▶ [Instructions for the task]: Take the records underneath and set them down exactly.

▶ [Records shown]:

+ + + + + + +

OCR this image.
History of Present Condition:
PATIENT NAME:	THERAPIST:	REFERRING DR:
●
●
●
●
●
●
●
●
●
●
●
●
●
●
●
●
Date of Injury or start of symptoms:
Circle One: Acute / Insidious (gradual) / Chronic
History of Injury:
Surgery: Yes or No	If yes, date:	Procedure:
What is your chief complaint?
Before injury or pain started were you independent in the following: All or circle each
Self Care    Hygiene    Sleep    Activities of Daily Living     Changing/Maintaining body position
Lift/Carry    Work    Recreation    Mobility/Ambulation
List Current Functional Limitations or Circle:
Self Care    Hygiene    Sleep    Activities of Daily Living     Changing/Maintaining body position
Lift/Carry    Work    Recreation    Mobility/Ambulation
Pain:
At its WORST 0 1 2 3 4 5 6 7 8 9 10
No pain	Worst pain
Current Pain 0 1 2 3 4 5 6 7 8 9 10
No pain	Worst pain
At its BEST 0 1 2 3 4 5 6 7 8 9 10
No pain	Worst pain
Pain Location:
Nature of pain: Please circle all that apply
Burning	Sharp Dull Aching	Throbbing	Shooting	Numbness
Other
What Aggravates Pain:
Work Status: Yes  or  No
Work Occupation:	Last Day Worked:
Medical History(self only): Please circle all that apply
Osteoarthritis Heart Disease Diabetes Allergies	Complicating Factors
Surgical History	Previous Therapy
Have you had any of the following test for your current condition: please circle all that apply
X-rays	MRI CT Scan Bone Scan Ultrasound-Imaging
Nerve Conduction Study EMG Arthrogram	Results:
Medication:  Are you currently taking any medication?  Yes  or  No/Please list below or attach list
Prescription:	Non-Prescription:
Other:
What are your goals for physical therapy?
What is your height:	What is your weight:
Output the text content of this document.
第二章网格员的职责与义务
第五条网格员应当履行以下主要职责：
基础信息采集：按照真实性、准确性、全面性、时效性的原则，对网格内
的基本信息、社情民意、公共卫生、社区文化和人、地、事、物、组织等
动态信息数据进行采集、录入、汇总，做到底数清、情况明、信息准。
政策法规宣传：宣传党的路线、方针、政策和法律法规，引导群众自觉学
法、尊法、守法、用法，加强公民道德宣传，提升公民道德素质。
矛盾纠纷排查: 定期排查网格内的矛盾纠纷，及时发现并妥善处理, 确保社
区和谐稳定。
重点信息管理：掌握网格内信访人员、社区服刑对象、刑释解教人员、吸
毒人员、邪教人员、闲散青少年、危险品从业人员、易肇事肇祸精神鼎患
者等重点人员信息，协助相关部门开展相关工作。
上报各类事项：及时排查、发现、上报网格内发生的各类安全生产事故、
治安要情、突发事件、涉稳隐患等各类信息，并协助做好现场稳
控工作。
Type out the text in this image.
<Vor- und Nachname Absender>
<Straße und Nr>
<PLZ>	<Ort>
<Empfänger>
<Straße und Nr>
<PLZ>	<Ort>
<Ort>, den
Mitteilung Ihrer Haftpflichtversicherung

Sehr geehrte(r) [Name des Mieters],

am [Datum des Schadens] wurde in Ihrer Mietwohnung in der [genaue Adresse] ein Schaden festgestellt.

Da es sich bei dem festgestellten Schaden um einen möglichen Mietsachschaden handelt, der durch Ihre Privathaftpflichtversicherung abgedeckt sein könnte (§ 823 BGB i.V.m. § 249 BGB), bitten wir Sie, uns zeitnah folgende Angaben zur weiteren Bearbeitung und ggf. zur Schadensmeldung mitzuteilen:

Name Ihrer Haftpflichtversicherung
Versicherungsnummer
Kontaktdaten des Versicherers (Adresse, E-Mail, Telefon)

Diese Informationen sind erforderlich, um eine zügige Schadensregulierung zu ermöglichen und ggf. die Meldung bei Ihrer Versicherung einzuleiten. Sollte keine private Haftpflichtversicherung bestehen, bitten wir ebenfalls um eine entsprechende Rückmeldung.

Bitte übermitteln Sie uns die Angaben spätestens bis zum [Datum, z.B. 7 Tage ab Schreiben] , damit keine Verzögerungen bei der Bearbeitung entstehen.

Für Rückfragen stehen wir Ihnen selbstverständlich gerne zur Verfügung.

+ + + + + + +

▶ [Response below]:
OCR this image.
History of Present Condition:
PATIENT NAME:	THERAPIST:	REFERRING DR:
●
●
●
●
●
●
●
●
●
●
●
●
●
●
●
●
Date of Injury or start of symptoms:
Circle One: Acute / Insidious (gradual) / Chronic
History of Injury:
Surgery: Yes or No	If yes, date:	Procedure:
What is your chief complaint?
Before injury or pain started were you independent in the following: All or circle each
Self Care    Hygiene    Sleep    Activities of Daily Living     Changing/Maintaining body position
Lift/Carry    Work    Recreation    Mobility/Ambulation
List Current Functional Limitations or Circle:
Self Care    Hygiene    Sleep    Activities of Daily Living     Changing/Maintaining body position
Lift/Carry    Work    Recreation    Mobility/Ambulation
Pain:
At its WORST 0 1 2 3 4 5 6 7 8 9 10
No pain	Worst pain
Current Pain 0 1 2 3 4 5 6 7 8 9 10
No pain	Worst pain
At its BEST 0 1 2 3 4 5 6 7 8 9 10
No pain	Worst pain
Pain Location:
Nature of pain: Please circle all that apply
Burning	Sharp Dull Aching	Throbbing	Shooting	Numbness
Other
What Aggravates Pain:
Work Status: Yes  or  No
Work Occupation:	Last Day Worked:
Medical History(self only): Please circle all that apply
Osteoarthritis Heart Disease Diabetes Allergies	Complicating Factors
Surgical History	Previous Therapy
Have you had any of the following test for your current condition: please circle all that apply
X-rays	MRI CT Scan Bone Scan Ultrasound-Imaging
Nerve Conduction Study EMG Arthrogram	Results:
Medication:  Are you currently taking any medication?  Yes  or  No/Please list below or attach list
Prescription:	Non-Prescription:
Other:
What are your goals for physical therapy?
What is your height:	What is your weight:
Output the text content of this document.
第二章网格员的职责与义务
第五条网格员应当履行以下主要职责：
基础信息采集：按照真实性、准确性、全面性、时效性的原则，对网格内
的基本信息、社情民意、公共卫生、社区文化和人、地、事、物、组织等
动态信息数据进行采集、录入、汇总，做到底数清、情况明、信息准。
政策法规宣传：宣传党的路线、方针、政策和法律法规，引导群众自觉学
法、尊法、守法、用法，加强公民道德宣传，提升公民道德素质。
矛盾纠纷排查: 定期排查网格内的矛盾纠纷，及时发现并妥善处理, 确保社
区和谐稳定。
重点信息管理：掌握网格内信访人员、社区服刑对象、刑释解教人员、吸
毒人员、邪教人员、闲散青少年、危险品从业人员、易肇事肇祸精神鼎患
者等重点人员信息，协助相关部门开展相关工作。
上报各类事项：及时排查、发现、上报网格内发生的各类安全生产事故、
治安要情、突发事件、涉稳隐患等各类信息，并协助做好现场稳
控工作。
Type out the text in this image.
<Vor- und Nachname Absender>
<Straße und Nr>
<PLZ>	<Ort>
<Empfänger>
<Straße und Nr>
<PLZ>	<Ort>
<Ort>, den
Mitteilung Ihrer Haftpflichtversicherung

Sehr geehrte(r) [Name des Mieters],

am [Datum des Schadens] wurde in Ihrer Mietwohnung in der [genaue Adresse] ein Schaden festgestellt.

Da es sich bei dem festgestellten Schaden um einen möglichen Mietsachschaden handelt, der durch Ihre Privathaftpflichtversicherung abgedeckt sein könnte (§ 823 BGB i.V.m. § 249 BGB), bitten wir Sie, uns zeitnah folgende Angaben zur weiteren Bearbeitung und ggf. zur Schadensmeldung mitzuteilen:

Name Ihrer Haftpflichtversicherung
Versicherungsnummer
Kontaktdaten des Versicherers (Adresse, E-Mail, Telefon)

Diese Informationen sind erforderlich, um eine zügige Schadensregulierung zu ermöglichen und ggf. die Meldung bei Ihrer Versicherung einzuleiten. Sollte keine private Haftpflichtversicherung bestehen, bitten wir ebenfalls um eine entsprechende Rückmeldung.

Bitte übermitteln Sie uns die Angaben spätestens bis zum [Datum, z.B. 7 Tage ab Schreiben] , damit keine Verzögerungen bei der Bearbeitung entstehen.

Für Rückfragen stehen wir Ihnen selbstverständlich gerne zur Verfügung.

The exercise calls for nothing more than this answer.